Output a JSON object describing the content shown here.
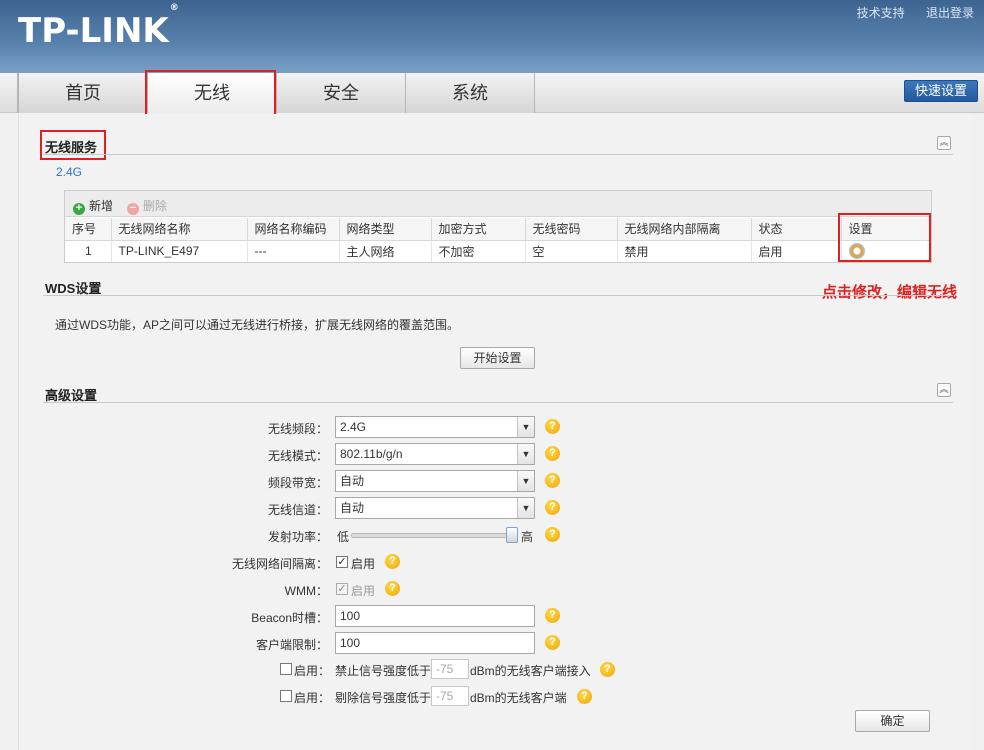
{
  "header": {
    "logo": "TP-LINK",
    "logo_mark": "®",
    "links": [
      "技术支持",
      "退出登录"
    ]
  },
  "nav": {
    "tabs": [
      "首页",
      "无线",
      "安全",
      "系统"
    ],
    "active": "无线",
    "quick_setup": "快速设置"
  },
  "wireless_service": {
    "title": "无线服务",
    "band": "2.4G",
    "toolbar": {
      "add": "新增",
      "delete": "删除"
    },
    "columns": [
      "序号",
      "无线网络名称",
      "网络名称编码",
      "网络类型",
      "加密方式",
      "无线密码",
      "无线网络内部隔离",
      "状态",
      "设置"
    ],
    "rows": [
      {
        "index": "1",
        "ssid": "TP-LINK_E497",
        "ssid_encoding": "---",
        "network_type": "主人网络",
        "encryption": "不加密",
        "password": "空",
        "isolation": "禁用",
        "status": "启用"
      }
    ]
  },
  "annotation": "点击修改，编辑无线",
  "wds": {
    "title": "WDS设置",
    "description": "通过WDS功能，AP之间可以通过无线进行桥接，扩展无线网络的覆盖范围。",
    "start_button": "开始设置"
  },
  "advanced": {
    "title": "高级设置",
    "band_label": "无线频段：",
    "band_value": "2.4G",
    "mode_label": "无线模式：",
    "mode_value": "802.11b/g/n",
    "width_label": "频段带宽：",
    "width_value": "自动",
    "channel_label": "无线信道：",
    "channel_value": "自动",
    "power_label": "发射功率：",
    "power_low": "低",
    "power_high": "高",
    "power_level": 0.95,
    "isolation_label": "无线网络间隔离：",
    "isolation_enabled": true,
    "isolation_text": "启用",
    "wmm_label": "WMM：",
    "wmm_enabled": true,
    "wmm_text": "启用",
    "beacon_label": "Beacon时槽：",
    "beacon_value": "100",
    "client_limit_label": "客户端限制：",
    "client_limit_value": "100",
    "reject_enable_text": "启用：",
    "reject_text_a": "禁止信号强度低于",
    "reject_value": "-75",
    "reject_text_b": "dBm的无线客户端接入",
    "kick_enable_text": "启用：",
    "kick_text_a": "剔除信号强度低于",
    "kick_value": "-75",
    "kick_text_b": "dBm的无线客户端",
    "confirm_button": "确定"
  },
  "colors": {
    "header": "#4a73a0",
    "accent_link": "#2a78c4",
    "annotation": "#e02020",
    "quick_setup": "#2d65aa"
  },
  "icons": {
    "collapse": "collapse-up-icon",
    "add": "add-circle-icon",
    "delete": "delete-circle-icon",
    "settings": "gear-icon",
    "help": "help-icon"
  }
}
-*-*-
(GOAL): Transcribe the preceding listing in its entirety and with exact wording, leaving out pictures.

(ANSWER FOR THE TASK):
Output a JSON object describing the content shown here.
{
  "header": {
    "logo": "TP-LINK",
    "logo_mark": "®",
    "links": [
      "技术支持",
      "退出登录"
    ]
  },
  "nav": {
    "tabs": [
      "首页",
      "无线",
      "安全",
      "系统"
    ],
    "active": "无线",
    "quick_setup": "快速设置"
  },
  "wireless_service": {
    "title": "无线服务",
    "band": "2.4G",
    "toolbar": {
      "add": "新增",
      "delete": "删除"
    },
    "columns": [
      "序号",
      "无线网络名称",
      "网络名称编码",
      "网络类型",
      "加密方式",
      "无线密码",
      "无线网络内部隔离",
      "状态",
      "设置"
    ],
    "rows": [
      {
        "index": "1",
        "ssid": "TP-LINK_E497",
        "ssid_encoding": "---",
        "network_type": "主人网络",
        "encryption": "不加密",
        "password": "空",
        "isolation": "禁用",
        "status": "启用"
      }
    ]
  },
  "annotation": "点击修改，编辑无线",
  "wds": {
    "title": "WDS设置",
    "description": "通过WDS功能，AP之间可以通过无线进行桥接，扩展无线网络的覆盖范围。",
    "start_button": "开始设置"
  },
  "advanced": {
    "title": "高级设置",
    "band_label": "无线频段：",
    "band_value": "2.4G",
    "mode_label": "无线模式：",
    "mode_value": "802.11b/g/n",
    "width_label": "频段带宽：",
    "width_value": "自动",
    "channel_label": "无线信道：",
    "channel_value": "自动",
    "power_label": "发射功率：",
    "power_low": "低",
    "power_high": "高",
    "power_level": 0.95,
    "isolation_label": "无线网络间隔离：",
    "isolation_enabled": true,
    "isolation_text": "启用",
    "wmm_label": "WMM：",
    "wmm_enabled": true,
    "wmm_text": "启用",
    "beacon_label": "Beacon时槽：",
    "beacon_value": "100",
    "client_limit_label": "客户端限制：",
    "client_limit_value": "100",
    "reject_enable_text": "启用：",
    "reject_text_a": "禁止信号强度低于",
    "reject_value": "-75",
    "reject_text_b": "dBm的无线客户端接入",
    "kick_enable_text": "启用：",
    "kick_text_a": "剔除信号强度低于",
    "kick_value": "-75",
    "kick_text_b": "dBm的无线客户端",
    "confirm_button": "确定"
  },
  "colors": {
    "header": "#4a73a0",
    "accent_link": "#2a78c4",
    "annotation": "#e02020",
    "quick_setup": "#2d65aa"
  },
  "icons": {
    "collapse": "collapse-up-icon",
    "add": "add-circle-icon",
    "delete": "delete-circle-icon",
    "settings": "gear-icon",
    "help": "help-icon"
  }
}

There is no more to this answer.